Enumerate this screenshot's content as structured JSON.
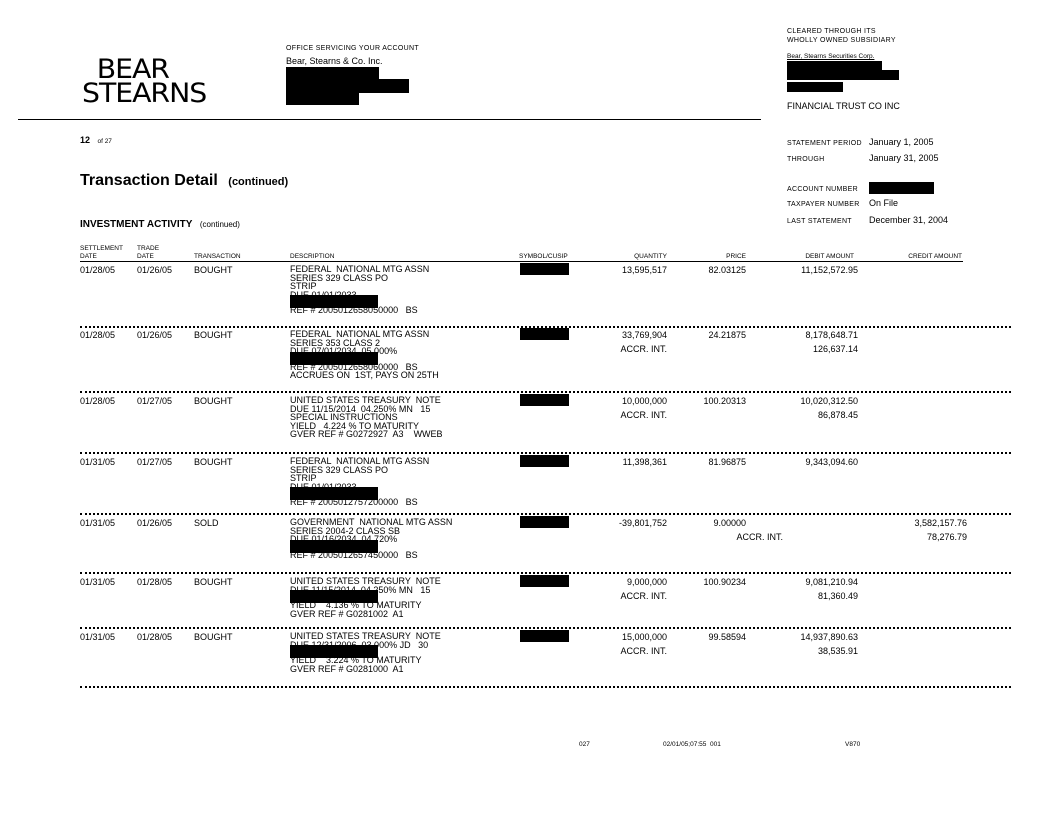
{
  "logo": {
    "line1": "BEAR",
    "line2": "STEARNS"
  },
  "office": {
    "label": "OFFICE SERVICING YOUR ACCOUNT",
    "name": "Bear, Stearns & Co. Inc."
  },
  "clearing": {
    "line1": "CLEARED THROUGH ITS",
    "line2": "WHOLLY OWNED SUBSIDIARY",
    "name": "Bear, Stearns Securities Corp.",
    "trust": "FINANCIAL TRUST CO INC"
  },
  "page": {
    "number": "12",
    "of": "of 27"
  },
  "statement": {
    "period_label": "STATEMENT PERIOD",
    "period_value": "January 1, 2005",
    "through_label": "THROUGH",
    "through_value": "January 31, 2005",
    "account_label": "ACCOUNT NUMBER",
    "taxpayer_label": "TAXPAYER NUMBER",
    "taxpayer_value": "On File",
    "last_label": "LAST STATEMENT",
    "last_value": "December 31, 2004"
  },
  "title": {
    "main": "Transaction Detail",
    "suffix": "(continued)"
  },
  "section": {
    "main": "INVESTMENT ACTIVITY",
    "suffix": "(continued)"
  },
  "columns": {
    "settlement": [
      "SETTLEMENT",
      "DATE"
    ],
    "trade": [
      "TRADE",
      "DATE"
    ],
    "transaction": "TRANSACTION",
    "description": "DESCRIPTION",
    "symbol": "SYMBOL/CUSIP",
    "quantity": "QUANTITY",
    "price": "PRICE",
    "debit": "DEBIT AMOUNT",
    "credit": "CREDIT AMOUNT"
  },
  "rows": [
    {
      "settle": "01/28/05",
      "trade": "01/26/05",
      "txn": "BOUGHT",
      "desc": [
        {
          "t": "FEDERAL  NATIONAL MTG ASSN"
        },
        {
          "t": "SERIES 329 CLASS PO"
        },
        {
          "t": "STRIP"
        },
        {
          "t": "DUE 01/01/2033"
        },
        {
          "r": true
        },
        {
          "t": "REF # 2005012658050000   BS"
        }
      ],
      "qty": "13,595,517",
      "price": "82.03125",
      "debit": "11,152,572.95",
      "credit": "",
      "accr_label": "",
      "accr_debit": "",
      "accr_credit": ""
    },
    {
      "settle": "01/28/05",
      "trade": "01/26/05",
      "txn": "BOUGHT",
      "desc": [
        {
          "t": "FEDERAL  NATIONAL MTG ASSN"
        },
        {
          "t": "SERIES 353 CLASS 2"
        },
        {
          "t": "DUE 07/01/2034  05.000%"
        },
        {
          "r": true
        },
        {
          "t": "REF # 2005012658060000   BS"
        },
        {
          "t": "ACCRUES ON  1ST, PAYS ON 25TH"
        }
      ],
      "qty": "33,769,904",
      "price": "24.21875",
      "debit": "8,178,648.71",
      "credit": "",
      "accr_label": "ACCR. INT.",
      "accr_debit": "126,637.14",
      "accr_credit": ""
    },
    {
      "settle": "01/28/05",
      "trade": "01/27/05",
      "txn": "BOUGHT",
      "desc": [
        {
          "t": "UNITED STATES TREASURY  NOTE"
        },
        {
          "t": "DUE 11/15/2014  04.250% MN   15"
        },
        {
          "t": "SPECIAL INSTRUCTIONS"
        },
        {
          "t": "YIELD   4.224 % TO MATURITY"
        },
        {
          "t": "GVER REF # G0272927  A3    WWEB"
        }
      ],
      "qty": "10,000,000",
      "price": "100.20313",
      "debit": "10,020,312.50",
      "credit": "",
      "accr_label": "ACCR. INT.",
      "accr_debit": "86,878.45",
      "accr_credit": ""
    },
    {
      "settle": "01/31/05",
      "trade": "01/27/05",
      "txn": "BOUGHT",
      "desc": [
        {
          "t": "FEDERAL  NATIONAL MTG ASSN"
        },
        {
          "t": "SERIES 329 CLASS PO"
        },
        {
          "t": "STRIP"
        },
        {
          "t": "DUE 01/01/2033"
        },
        {
          "r": true
        },
        {
          "t": "REF # 2005012757200000   BS"
        }
      ],
      "qty": "11,398,361",
      "price": "81.96875",
      "debit": "9,343,094.60",
      "credit": "",
      "accr_label": "",
      "accr_debit": "",
      "accr_credit": ""
    },
    {
      "settle": "01/31/05",
      "trade": "01/26/05",
      "txn": "SOLD",
      "desc": [
        {
          "t": "GOVERNMENT  NATIONAL MTG ASSN"
        },
        {
          "t": "SERIES 2004-2 CLASS SB"
        },
        {
          "t": "DUE 01/16/2034  04.720%"
        },
        {
          "r": true
        },
        {
          "t": "REF # 2005012657450000   BS"
        }
      ],
      "qty": "-39,801,752",
      "price": "9.00000",
      "debit": "",
      "credit": "3,582,157.76",
      "accr_label": "ACCR. INT.",
      "accr_debit": "",
      "accr_credit": "78,276.79"
    },
    {
      "settle": "01/31/05",
      "trade": "01/28/05",
      "txn": "BOUGHT",
      "desc": [
        {
          "t": "UNITED STATES TREASURY  NOTE"
        },
        {
          "t": "DUE 11/15/2014  04.250% MN   15"
        },
        {
          "r": true
        },
        {
          "t": "YIELD    4.136 % TO MATURITY"
        },
        {
          "t": "GVER REF # G0281002  A1"
        }
      ],
      "qty": "9,000,000",
      "price": "100.90234",
      "debit": "9,081,210.94",
      "credit": "",
      "accr_label": "ACCR. INT.",
      "accr_debit": "81,360.49",
      "accr_credit": ""
    },
    {
      "settle": "01/31/05",
      "trade": "01/28/05",
      "txn": "BOUGHT",
      "desc": [
        {
          "t": "UNITED STATES TREASURY  NOTE"
        },
        {
          "t": "DUE 12/31/2006  03.000% JD   30"
        },
        {
          "r": true
        },
        {
          "t": "YIELD    3.224 % TO MATURITY"
        },
        {
          "t": "GVER REF # G0281000  A1"
        }
      ],
      "qty": "15,000,000",
      "price": "99.58594",
      "debit": "14,937,890.63",
      "credit": "",
      "accr_label": "ACCR. INT.",
      "accr_debit": "38,535.91",
      "accr_credit": ""
    }
  ],
  "footer": {
    "code": "027",
    "timestamp": "02/01/05;07:55  001",
    "version": "V870"
  }
}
◆ ◆ ◆ ◆ ◆
* THE REQUEST
Return the full material word for word. Do not include the pictures.

* EXERCISE RESPONSE
Enumerate this screenshot's content as structured JSON.
{
  "logo": {
    "line1": "BEAR",
    "line2": "STEARNS"
  },
  "office": {
    "label": "OFFICE SERVICING YOUR ACCOUNT",
    "name": "Bear, Stearns & Co. Inc."
  },
  "clearing": {
    "line1": "CLEARED THROUGH ITS",
    "line2": "WHOLLY OWNED SUBSIDIARY",
    "name": "Bear, Stearns Securities Corp.",
    "trust": "FINANCIAL TRUST CO INC"
  },
  "page": {
    "number": "12",
    "of": "of 27"
  },
  "statement": {
    "period_label": "STATEMENT PERIOD",
    "period_value": "January 1, 2005",
    "through_label": "THROUGH",
    "through_value": "January 31, 2005",
    "account_label": "ACCOUNT NUMBER",
    "taxpayer_label": "TAXPAYER NUMBER",
    "taxpayer_value": "On File",
    "last_label": "LAST STATEMENT",
    "last_value": "December 31, 2004"
  },
  "title": {
    "main": "Transaction Detail",
    "suffix": "(continued)"
  },
  "section": {
    "main": "INVESTMENT ACTIVITY",
    "suffix": "(continued)"
  },
  "columns": {
    "settlement": [
      "SETTLEMENT",
      "DATE"
    ],
    "trade": [
      "TRADE",
      "DATE"
    ],
    "transaction": "TRANSACTION",
    "description": "DESCRIPTION",
    "symbol": "SYMBOL/CUSIP",
    "quantity": "QUANTITY",
    "price": "PRICE",
    "debit": "DEBIT AMOUNT",
    "credit": "CREDIT AMOUNT"
  },
  "rows": [
    {
      "settle": "01/28/05",
      "trade": "01/26/05",
      "txn": "BOUGHT",
      "desc": [
        {
          "t": "FEDERAL  NATIONAL MTG ASSN"
        },
        {
          "t": "SERIES 329 CLASS PO"
        },
        {
          "t": "STRIP"
        },
        {
          "t": "DUE 01/01/2033"
        },
        {
          "r": true
        },
        {
          "t": "REF # 2005012658050000   BS"
        }
      ],
      "qty": "13,595,517",
      "price": "82.03125",
      "debit": "11,152,572.95",
      "credit": "",
      "accr_label": "",
      "accr_debit": "",
      "accr_credit": ""
    },
    {
      "settle": "01/28/05",
      "trade": "01/26/05",
      "txn": "BOUGHT",
      "desc": [
        {
          "t": "FEDERAL  NATIONAL MTG ASSN"
        },
        {
          "t": "SERIES 353 CLASS 2"
        },
        {
          "t": "DUE 07/01/2034  05.000%"
        },
        {
          "r": true
        },
        {
          "t": "REF # 2005012658060000   BS"
        },
        {
          "t": "ACCRUES ON  1ST, PAYS ON 25TH"
        }
      ],
      "qty": "33,769,904",
      "price": "24.21875",
      "debit": "8,178,648.71",
      "credit": "",
      "accr_label": "ACCR. INT.",
      "accr_debit": "126,637.14",
      "accr_credit": ""
    },
    {
      "settle": "01/28/05",
      "trade": "01/27/05",
      "txn": "BOUGHT",
      "desc": [
        {
          "t": "UNITED STATES TREASURY  NOTE"
        },
        {
          "t": "DUE 11/15/2014  04.250% MN   15"
        },
        {
          "t": "SPECIAL INSTRUCTIONS"
        },
        {
          "t": "YIELD   4.224 % TO MATURITY"
        },
        {
          "t": "GVER REF # G0272927  A3    WWEB"
        }
      ],
      "qty": "10,000,000",
      "price": "100.20313",
      "debit": "10,020,312.50",
      "credit": "",
      "accr_label": "ACCR. INT.",
      "accr_debit": "86,878.45",
      "accr_credit": ""
    },
    {
      "settle": "01/31/05",
      "trade": "01/27/05",
      "txn": "BOUGHT",
      "desc": [
        {
          "t": "FEDERAL  NATIONAL MTG ASSN"
        },
        {
          "t": "SERIES 329 CLASS PO"
        },
        {
          "t": "STRIP"
        },
        {
          "t": "DUE 01/01/2033"
        },
        {
          "r": true
        },
        {
          "t": "REF # 2005012757200000   BS"
        }
      ],
      "qty": "11,398,361",
      "price": "81.96875",
      "debit": "9,343,094.60",
      "credit": "",
      "accr_label": "",
      "accr_debit": "",
      "accr_credit": ""
    },
    {
      "settle": "01/31/05",
      "trade": "01/26/05",
      "txn": "SOLD",
      "desc": [
        {
          "t": "GOVERNMENT  NATIONAL MTG ASSN"
        },
        {
          "t": "SERIES 2004-2 CLASS SB"
        },
        {
          "t": "DUE 01/16/2034  04.720%"
        },
        {
          "r": true
        },
        {
          "t": "REF # 2005012657450000   BS"
        }
      ],
      "qty": "-39,801,752",
      "price": "9.00000",
      "debit": "",
      "credit": "3,582,157.76",
      "accr_label": "ACCR. INT.",
      "accr_debit": "",
      "accr_credit": "78,276.79"
    },
    {
      "settle": "01/31/05",
      "trade": "01/28/05",
      "txn": "BOUGHT",
      "desc": [
        {
          "t": "UNITED STATES TREASURY  NOTE"
        },
        {
          "t": "DUE 11/15/2014  04.250% MN   15"
        },
        {
          "r": true
        },
        {
          "t": "YIELD    4.136 % TO MATURITY"
        },
        {
          "t": "GVER REF # G0281002  A1"
        }
      ],
      "qty": "9,000,000",
      "price": "100.90234",
      "debit": "9,081,210.94",
      "credit": "",
      "accr_label": "ACCR. INT.",
      "accr_debit": "81,360.49",
      "accr_credit": ""
    },
    {
      "settle": "01/31/05",
      "trade": "01/28/05",
      "txn": "BOUGHT",
      "desc": [
        {
          "t": "UNITED STATES TREASURY  NOTE"
        },
        {
          "t": "DUE 12/31/2006  03.000% JD   30"
        },
        {
          "r": true
        },
        {
          "t": "YIELD    3.224 % TO MATURITY"
        },
        {
          "t": "GVER REF # G0281000  A1"
        }
      ],
      "qty": "15,000,000",
      "price": "99.58594",
      "debit": "14,937,890.63",
      "credit": "",
      "accr_label": "ACCR. INT.",
      "accr_debit": "38,535.91",
      "accr_credit": ""
    }
  ],
  "footer": {
    "code": "027",
    "timestamp": "02/01/05;07:55  001",
    "version": "V870"
  }
}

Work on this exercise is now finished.